→ **Problem**
Collect all lines from the records below that include the word "Trước".

→ **Available records**

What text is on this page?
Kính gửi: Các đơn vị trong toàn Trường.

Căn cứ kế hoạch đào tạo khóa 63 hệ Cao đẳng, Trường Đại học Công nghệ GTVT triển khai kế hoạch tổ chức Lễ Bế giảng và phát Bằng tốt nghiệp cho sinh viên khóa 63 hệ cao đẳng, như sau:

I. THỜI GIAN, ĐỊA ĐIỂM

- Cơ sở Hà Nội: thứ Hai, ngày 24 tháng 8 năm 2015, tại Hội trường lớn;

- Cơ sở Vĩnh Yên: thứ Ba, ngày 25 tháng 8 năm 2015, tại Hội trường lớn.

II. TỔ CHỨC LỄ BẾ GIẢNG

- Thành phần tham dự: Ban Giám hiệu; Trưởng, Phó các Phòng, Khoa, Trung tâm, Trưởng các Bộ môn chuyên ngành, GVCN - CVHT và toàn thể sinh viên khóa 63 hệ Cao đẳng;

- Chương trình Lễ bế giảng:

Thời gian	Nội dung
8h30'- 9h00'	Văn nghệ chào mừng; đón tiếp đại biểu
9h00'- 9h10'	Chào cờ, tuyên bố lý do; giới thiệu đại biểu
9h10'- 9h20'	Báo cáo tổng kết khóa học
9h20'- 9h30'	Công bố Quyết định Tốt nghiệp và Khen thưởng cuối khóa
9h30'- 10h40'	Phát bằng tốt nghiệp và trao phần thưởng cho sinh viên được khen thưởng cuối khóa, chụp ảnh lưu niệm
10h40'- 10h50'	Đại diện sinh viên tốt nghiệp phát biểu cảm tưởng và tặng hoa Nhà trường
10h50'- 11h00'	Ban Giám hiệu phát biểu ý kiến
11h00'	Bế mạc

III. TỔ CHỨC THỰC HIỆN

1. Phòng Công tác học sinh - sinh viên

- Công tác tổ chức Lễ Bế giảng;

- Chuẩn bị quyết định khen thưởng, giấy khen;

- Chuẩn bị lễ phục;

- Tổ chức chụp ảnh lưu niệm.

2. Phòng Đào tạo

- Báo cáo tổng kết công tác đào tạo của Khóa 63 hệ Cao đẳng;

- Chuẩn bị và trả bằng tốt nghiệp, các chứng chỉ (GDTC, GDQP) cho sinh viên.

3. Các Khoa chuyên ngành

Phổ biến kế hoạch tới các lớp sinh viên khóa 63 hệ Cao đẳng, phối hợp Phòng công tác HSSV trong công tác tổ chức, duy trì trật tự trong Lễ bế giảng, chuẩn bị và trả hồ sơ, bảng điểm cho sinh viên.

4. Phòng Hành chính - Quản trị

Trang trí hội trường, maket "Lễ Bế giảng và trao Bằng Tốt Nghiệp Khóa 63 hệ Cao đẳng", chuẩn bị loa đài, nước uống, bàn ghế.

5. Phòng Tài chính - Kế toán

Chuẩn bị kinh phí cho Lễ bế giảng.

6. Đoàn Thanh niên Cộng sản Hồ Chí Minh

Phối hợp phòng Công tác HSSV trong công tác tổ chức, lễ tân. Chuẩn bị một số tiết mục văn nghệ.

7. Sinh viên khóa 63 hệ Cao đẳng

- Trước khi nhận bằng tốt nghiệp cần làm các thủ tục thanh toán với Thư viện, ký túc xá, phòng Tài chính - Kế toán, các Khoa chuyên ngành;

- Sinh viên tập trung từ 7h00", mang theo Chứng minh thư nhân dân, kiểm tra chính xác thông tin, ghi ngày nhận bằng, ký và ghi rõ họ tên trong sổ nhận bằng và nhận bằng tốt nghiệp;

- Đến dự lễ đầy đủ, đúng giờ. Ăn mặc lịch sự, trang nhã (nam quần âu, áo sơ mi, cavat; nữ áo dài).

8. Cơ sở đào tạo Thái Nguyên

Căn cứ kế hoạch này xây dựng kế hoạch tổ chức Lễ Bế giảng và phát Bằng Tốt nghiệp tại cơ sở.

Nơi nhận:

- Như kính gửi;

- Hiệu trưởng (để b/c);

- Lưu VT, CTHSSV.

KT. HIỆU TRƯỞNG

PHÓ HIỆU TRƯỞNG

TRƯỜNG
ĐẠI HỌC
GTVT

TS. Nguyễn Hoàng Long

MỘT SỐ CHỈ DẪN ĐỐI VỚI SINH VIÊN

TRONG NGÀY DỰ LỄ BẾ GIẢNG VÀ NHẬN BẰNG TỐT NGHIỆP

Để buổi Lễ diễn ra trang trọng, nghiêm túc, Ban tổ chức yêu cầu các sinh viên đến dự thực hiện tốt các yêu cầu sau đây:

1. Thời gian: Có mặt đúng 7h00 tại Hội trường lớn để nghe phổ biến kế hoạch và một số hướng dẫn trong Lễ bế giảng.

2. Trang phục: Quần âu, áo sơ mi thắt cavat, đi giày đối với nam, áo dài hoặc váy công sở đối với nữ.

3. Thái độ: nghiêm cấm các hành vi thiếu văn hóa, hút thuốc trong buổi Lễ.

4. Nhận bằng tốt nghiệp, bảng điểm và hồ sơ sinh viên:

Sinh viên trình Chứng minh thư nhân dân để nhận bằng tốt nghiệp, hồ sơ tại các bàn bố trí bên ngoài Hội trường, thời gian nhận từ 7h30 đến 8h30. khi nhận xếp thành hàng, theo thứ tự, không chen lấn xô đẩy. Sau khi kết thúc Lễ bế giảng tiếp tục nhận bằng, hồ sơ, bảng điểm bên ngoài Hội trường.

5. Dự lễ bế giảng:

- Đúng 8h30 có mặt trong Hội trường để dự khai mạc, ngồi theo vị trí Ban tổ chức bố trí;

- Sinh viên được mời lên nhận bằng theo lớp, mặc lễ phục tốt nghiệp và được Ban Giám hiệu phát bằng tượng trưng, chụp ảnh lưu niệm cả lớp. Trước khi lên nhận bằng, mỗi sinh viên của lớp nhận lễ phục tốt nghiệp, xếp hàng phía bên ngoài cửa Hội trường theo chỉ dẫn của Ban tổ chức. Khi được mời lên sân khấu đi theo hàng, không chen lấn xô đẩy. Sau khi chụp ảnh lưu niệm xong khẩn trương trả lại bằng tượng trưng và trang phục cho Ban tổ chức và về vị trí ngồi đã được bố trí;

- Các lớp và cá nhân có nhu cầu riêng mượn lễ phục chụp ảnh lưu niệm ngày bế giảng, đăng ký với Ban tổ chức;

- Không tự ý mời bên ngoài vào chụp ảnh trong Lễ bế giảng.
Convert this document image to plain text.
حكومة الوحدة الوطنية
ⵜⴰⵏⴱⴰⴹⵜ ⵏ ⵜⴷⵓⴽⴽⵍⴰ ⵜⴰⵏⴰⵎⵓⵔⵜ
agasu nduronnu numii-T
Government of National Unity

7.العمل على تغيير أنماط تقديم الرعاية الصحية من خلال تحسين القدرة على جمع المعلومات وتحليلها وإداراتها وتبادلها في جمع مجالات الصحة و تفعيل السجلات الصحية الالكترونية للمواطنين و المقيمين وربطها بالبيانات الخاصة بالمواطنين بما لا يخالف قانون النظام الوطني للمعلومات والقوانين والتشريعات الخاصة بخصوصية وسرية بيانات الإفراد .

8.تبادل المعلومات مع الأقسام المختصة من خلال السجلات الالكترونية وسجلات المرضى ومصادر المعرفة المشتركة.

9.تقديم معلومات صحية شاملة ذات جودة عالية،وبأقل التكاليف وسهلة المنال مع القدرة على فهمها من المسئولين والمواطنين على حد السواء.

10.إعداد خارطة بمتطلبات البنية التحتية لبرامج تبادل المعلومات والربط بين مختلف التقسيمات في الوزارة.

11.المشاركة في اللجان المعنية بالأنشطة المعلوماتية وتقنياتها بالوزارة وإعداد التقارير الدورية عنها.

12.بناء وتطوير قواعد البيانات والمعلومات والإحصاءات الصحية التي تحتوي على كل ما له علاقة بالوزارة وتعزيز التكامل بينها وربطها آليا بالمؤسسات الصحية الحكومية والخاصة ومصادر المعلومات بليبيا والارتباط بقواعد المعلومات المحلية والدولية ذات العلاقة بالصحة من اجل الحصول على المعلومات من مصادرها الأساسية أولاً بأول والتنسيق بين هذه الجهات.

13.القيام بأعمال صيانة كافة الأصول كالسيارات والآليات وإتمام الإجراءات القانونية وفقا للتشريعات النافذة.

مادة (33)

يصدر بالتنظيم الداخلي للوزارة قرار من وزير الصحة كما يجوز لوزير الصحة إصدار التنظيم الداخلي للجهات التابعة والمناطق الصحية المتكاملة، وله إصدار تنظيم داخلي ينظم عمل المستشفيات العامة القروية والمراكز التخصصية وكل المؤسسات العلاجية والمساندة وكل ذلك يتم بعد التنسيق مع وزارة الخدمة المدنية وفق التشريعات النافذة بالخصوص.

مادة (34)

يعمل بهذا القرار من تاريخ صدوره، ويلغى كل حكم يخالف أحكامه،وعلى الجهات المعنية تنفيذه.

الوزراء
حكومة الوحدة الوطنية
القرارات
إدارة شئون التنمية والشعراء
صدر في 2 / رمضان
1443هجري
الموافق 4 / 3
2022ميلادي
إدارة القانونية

→ **Reply to the task**
- Trước khi nhận bằng tốt nghiệp cần làm các thủ tục thanh toán với Thư viện, ký túc xá, phòng Tài chính - Kế toán, các Khoa chuyên ngành;
- Sinh viên được mời lên nhận bằng theo lớp, mặc lễ phục tốt nghiệp và được Ban Giám hiệu phát bằng tượng trưng, chụp ảnh lưu niệm cả lớp. Trước khi lên nhận bằng, mỗi sinh viên của lớp nhận lễ phục tốt nghiệp, xếp hàng phía bên ngoài cửa Hội trường theo chỉ dẫn của Ban tổ chức. Khi được mời lên sân khấu đi theo hàng, không chen lấn xô đẩy. Sau khi chụp ảnh lưu niệm xong khẩn trương trả lại bằng tượng trưng và trang phục cho Ban tổ chức và về vị trí ngồi đã được bố trí;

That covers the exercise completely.